* Begin *

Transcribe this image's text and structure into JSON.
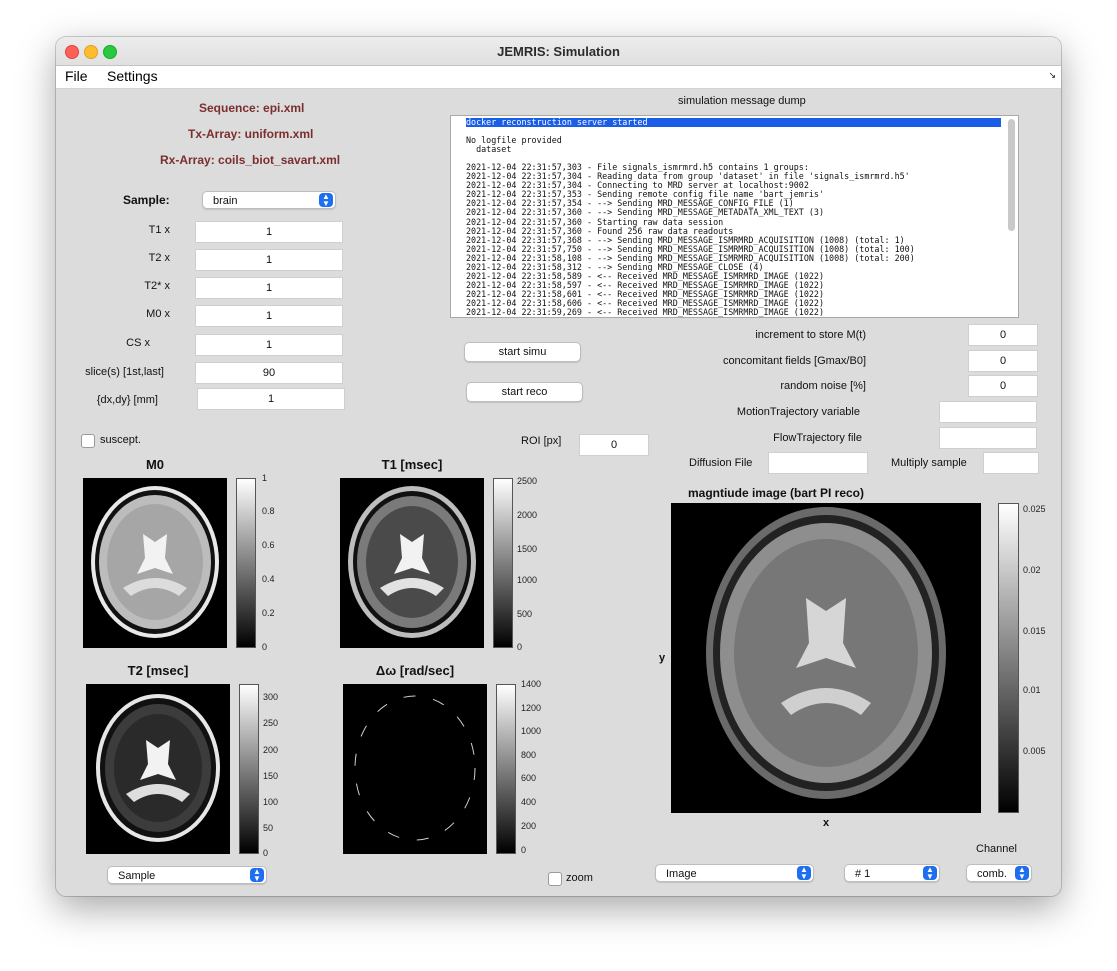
{
  "window": {
    "title": "JEMRIS: Simulation"
  },
  "menu": {
    "file": "File",
    "settings": "Settings",
    "corner_icon": "resize-corner-icon"
  },
  "sequence": {
    "sequence": "Sequence: epi.xml",
    "tx": "Tx-Array: uniform.xml",
    "rx": "Rx-Array: coils_biot_savart.xml"
  },
  "sample": {
    "label": "Sample:",
    "selected": "brain",
    "fields": [
      {
        "label": "T1 x",
        "value": "1"
      },
      {
        "label": "T2 x",
        "value": "1"
      },
      {
        "label": "T2* x",
        "value": "1"
      },
      {
        "label": "M0 x",
        "value": "1"
      },
      {
        "label": "CS x",
        "value": "1"
      },
      {
        "label": "slice(s) [1st,last]",
        "value": "90"
      },
      {
        "label": "{dx,dy} [mm]",
        "value": "1"
      }
    ],
    "suscept_label": "suscept."
  },
  "dump": {
    "title": "simulation message dump",
    "lines": [
      "docker reconstruction server started",
      "",
      "No logfile provided",
      "  dataset",
      "",
      "2021-12-04 22:31:57,303 - File signals_ismrmrd.h5 contains 1 groups:",
      "2021-12-04 22:31:57,304 - Reading data from group 'dataset' in file 'signals_ismrmrd.h5'",
      "2021-12-04 22:31:57,304 - Connecting to MRD server at localhost:9002",
      "2021-12-04 22:31:57,353 - Sending remote config file name 'bart_jemris'",
      "2021-12-04 22:31:57,354 - --> Sending MRD_MESSAGE_CONFIG_FILE (1)",
      "2021-12-04 22:31:57,360 - --> Sending MRD_MESSAGE_METADATA_XML_TEXT (3)",
      "2021-12-04 22:31:57,360 - Starting raw data session",
      "2021-12-04 22:31:57,360 - Found 256 raw data readouts",
      "2021-12-04 22:31:57,368 - --> Sending MRD_MESSAGE_ISMRMRD_ACQUISITION (1008) (total: 1)",
      "2021-12-04 22:31:57,750 - --> Sending MRD_MESSAGE_ISMRMRD_ACQUISITION (1008) (total: 100)",
      "2021-12-04 22:31:58,108 - --> Sending MRD_MESSAGE_ISMRMRD_ACQUISITION (1008) (total: 200)",
      "2021-12-04 22:31:58,312 - --> Sending MRD_MESSAGE_CLOSE (4)",
      "2021-12-04 22:31:58,589 - <-- Received MRD_MESSAGE_ISMRMRD_IMAGE (1022)",
      "2021-12-04 22:31:58,597 - <-- Received MRD_MESSAGE_ISMRMRD_IMAGE (1022)",
      "2021-12-04 22:31:58,601 - <-- Received MRD_MESSAGE_ISMRMRD_IMAGE (1022)",
      "2021-12-04 22:31:58,606 - <-- Received MRD_MESSAGE_ISMRMRD_IMAGE (1022)",
      "2021-12-04 22:31:59,269 - <-- Received MRD_MESSAGE_ISMRMRD_IMAGE (1022)"
    ]
  },
  "buttons": {
    "start_simu": "start simu",
    "start_reco": "start reco"
  },
  "params": {
    "increment_label": "increment to store M(t)",
    "increment": "0",
    "concomitant_label": "concomitant fields [Gmax/B0]",
    "concomitant": "0",
    "noise_label": "random noise [%]",
    "noise": "0",
    "motion_label": "MotionTrajectory variable",
    "motion": "",
    "flow_label": "FlowTrajectory file",
    "flow": "",
    "diffusion_label": "Diffusion File",
    "diffusion": "",
    "multiply_label": "Multiply sample",
    "multiply": "",
    "roi_label": "ROI [px]",
    "roi": "0"
  },
  "plots": {
    "m0": {
      "title": "M0",
      "ticks": [
        "1",
        "0.8",
        "0.6",
        "0.4",
        "0.2",
        "0"
      ]
    },
    "t1": {
      "title": "T1 [msec]",
      "ticks": [
        "2500",
        "2000",
        "1500",
        "1000",
        "500",
        "0"
      ]
    },
    "t2": {
      "title": "T2 [msec]",
      "ticks": [
        "300",
        "250",
        "200",
        "150",
        "100",
        "50",
        "0"
      ]
    },
    "dw": {
      "title": "Δω [rad/sec]",
      "ticks": [
        "1400",
        "1200",
        "1000",
        "800",
        "600",
        "400",
        "200",
        "0"
      ]
    },
    "recon": {
      "title": "magntiude image  (bart PI reco)",
      "xlabel": "x",
      "ylabel": "y",
      "ticks": [
        "0.025",
        "0.02",
        "0.015",
        "0.01",
        "0.005"
      ]
    }
  },
  "bottom": {
    "sample_select": "Sample",
    "zoom_label": "zoom",
    "image_select": "Image",
    "coil_select": "# 1",
    "channel_label": "Channel",
    "channel_select": "comb."
  },
  "colors": {
    "close": "#fe5f57",
    "minimize": "#febc2e",
    "maximize": "#28c840",
    "accent": "#1e6ff0",
    "sequence_text": "#7a2e2e"
  }
}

* End *

● DIRECTIVE:
Copy the material exactly. Do not include the pictures.

● RESULT:
Transcribe this image's text and structure into JSON.
{
  "window": {
    "title": "JEMRIS: Simulation"
  },
  "menu": {
    "file": "File",
    "settings": "Settings",
    "corner_icon": "resize-corner-icon"
  },
  "sequence": {
    "sequence": "Sequence: epi.xml",
    "tx": "Tx-Array: uniform.xml",
    "rx": "Rx-Array: coils_biot_savart.xml"
  },
  "sample": {
    "label": "Sample:",
    "selected": "brain",
    "fields": [
      {
        "label": "T1 x",
        "value": "1"
      },
      {
        "label": "T2 x",
        "value": "1"
      },
      {
        "label": "T2* x",
        "value": "1"
      },
      {
        "label": "M0 x",
        "value": "1"
      },
      {
        "label": "CS x",
        "value": "1"
      },
      {
        "label": "slice(s) [1st,last]",
        "value": "90"
      },
      {
        "label": "{dx,dy} [mm]",
        "value": "1"
      }
    ],
    "suscept_label": "suscept."
  },
  "dump": {
    "title": "simulation message dump",
    "lines": [
      "docker reconstruction server started",
      "",
      "No logfile provided",
      "  dataset",
      "",
      "2021-12-04 22:31:57,303 - File signals_ismrmrd.h5 contains 1 groups:",
      "2021-12-04 22:31:57,304 - Reading data from group 'dataset' in file 'signals_ismrmrd.h5'",
      "2021-12-04 22:31:57,304 - Connecting to MRD server at localhost:9002",
      "2021-12-04 22:31:57,353 - Sending remote config file name 'bart_jemris'",
      "2021-12-04 22:31:57,354 - --> Sending MRD_MESSAGE_CONFIG_FILE (1)",
      "2021-12-04 22:31:57,360 - --> Sending MRD_MESSAGE_METADATA_XML_TEXT (3)",
      "2021-12-04 22:31:57,360 - Starting raw data session",
      "2021-12-04 22:31:57,360 - Found 256 raw data readouts",
      "2021-12-04 22:31:57,368 - --> Sending MRD_MESSAGE_ISMRMRD_ACQUISITION (1008) (total: 1)",
      "2021-12-04 22:31:57,750 - --> Sending MRD_MESSAGE_ISMRMRD_ACQUISITION (1008) (total: 100)",
      "2021-12-04 22:31:58,108 - --> Sending MRD_MESSAGE_ISMRMRD_ACQUISITION (1008) (total: 200)",
      "2021-12-04 22:31:58,312 - --> Sending MRD_MESSAGE_CLOSE (4)",
      "2021-12-04 22:31:58,589 - <-- Received MRD_MESSAGE_ISMRMRD_IMAGE (1022)",
      "2021-12-04 22:31:58,597 - <-- Received MRD_MESSAGE_ISMRMRD_IMAGE (1022)",
      "2021-12-04 22:31:58,601 - <-- Received MRD_MESSAGE_ISMRMRD_IMAGE (1022)",
      "2021-12-04 22:31:58,606 - <-- Received MRD_MESSAGE_ISMRMRD_IMAGE (1022)",
      "2021-12-04 22:31:59,269 - <-- Received MRD_MESSAGE_ISMRMRD_IMAGE (1022)"
    ]
  },
  "buttons": {
    "start_simu": "start simu",
    "start_reco": "start reco"
  },
  "params": {
    "increment_label": "increment to store M(t)",
    "increment": "0",
    "concomitant_label": "concomitant fields [Gmax/B0]",
    "concomitant": "0",
    "noise_label": "random noise [%]",
    "noise": "0",
    "motion_label": "MotionTrajectory variable",
    "motion": "",
    "flow_label": "FlowTrajectory file",
    "flow": "",
    "diffusion_label": "Diffusion File",
    "diffusion": "",
    "multiply_label": "Multiply sample",
    "multiply": "",
    "roi_label": "ROI [px]",
    "roi": "0"
  },
  "plots": {
    "m0": {
      "title": "M0",
      "ticks": [
        "1",
        "0.8",
        "0.6",
        "0.4",
        "0.2",
        "0"
      ]
    },
    "t1": {
      "title": "T1 [msec]",
      "ticks": [
        "2500",
        "2000",
        "1500",
        "1000",
        "500",
        "0"
      ]
    },
    "t2": {
      "title": "T2 [msec]",
      "ticks": [
        "300",
        "250",
        "200",
        "150",
        "100",
        "50",
        "0"
      ]
    },
    "dw": {
      "title": "Δω [rad/sec]",
      "ticks": [
        "1400",
        "1200",
        "1000",
        "800",
        "600",
        "400",
        "200",
        "0"
      ]
    },
    "recon": {
      "title": "magntiude image  (bart PI reco)",
      "xlabel": "x",
      "ylabel": "y",
      "ticks": [
        "0.025",
        "0.02",
        "0.015",
        "0.01",
        "0.005"
      ]
    }
  },
  "bottom": {
    "sample_select": "Sample",
    "zoom_label": "zoom",
    "image_select": "Image",
    "coil_select": "# 1",
    "channel_label": "Channel",
    "channel_select": "comb."
  },
  "colors": {
    "close": "#fe5f57",
    "minimize": "#febc2e",
    "maximize": "#28c840",
    "accent": "#1e6ff0",
    "sequence_text": "#7a2e2e"
  }
}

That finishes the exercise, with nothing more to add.